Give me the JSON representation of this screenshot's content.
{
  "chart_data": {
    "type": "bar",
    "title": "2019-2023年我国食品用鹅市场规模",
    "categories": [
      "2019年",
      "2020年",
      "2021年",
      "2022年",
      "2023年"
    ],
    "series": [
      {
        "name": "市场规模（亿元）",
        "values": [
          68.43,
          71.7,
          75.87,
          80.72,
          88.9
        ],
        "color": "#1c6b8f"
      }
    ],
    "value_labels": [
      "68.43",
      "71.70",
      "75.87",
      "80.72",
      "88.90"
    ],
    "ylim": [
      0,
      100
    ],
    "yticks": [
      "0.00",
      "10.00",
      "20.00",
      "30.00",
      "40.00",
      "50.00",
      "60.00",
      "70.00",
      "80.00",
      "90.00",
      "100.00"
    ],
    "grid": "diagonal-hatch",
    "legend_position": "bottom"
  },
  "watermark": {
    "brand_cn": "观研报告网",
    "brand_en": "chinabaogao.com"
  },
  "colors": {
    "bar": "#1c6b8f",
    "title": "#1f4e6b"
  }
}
+++
Stated exercise: Type out the whole listing above again, exactly as it stands.

Expected output:
Give me the JSON representation of this screenshot's content.
{
  "chart_data": {
    "type": "bar",
    "title": "2019-2023年我国食品用鹅市场规模",
    "categories": [
      "2019年",
      "2020年",
      "2021年",
      "2022年",
      "2023年"
    ],
    "series": [
      {
        "name": "市场规模（亿元）",
        "values": [
          68.43,
          71.7,
          75.87,
          80.72,
          88.9
        ],
        "color": "#1c6b8f"
      }
    ],
    "value_labels": [
      "68.43",
      "71.70",
      "75.87",
      "80.72",
      "88.90"
    ],
    "ylim": [
      0,
      100
    ],
    "yticks": [
      "0.00",
      "10.00",
      "20.00",
      "30.00",
      "40.00",
      "50.00",
      "60.00",
      "70.00",
      "80.00",
      "90.00",
      "100.00"
    ],
    "grid": "diagonal-hatch",
    "legend_position": "bottom"
  },
  "watermark": {
    "brand_cn": "观研报告网",
    "brand_en": "chinabaogao.com"
  },
  "colors": {
    "bar": "#1c6b8f",
    "title": "#1f4e6b"
  }
}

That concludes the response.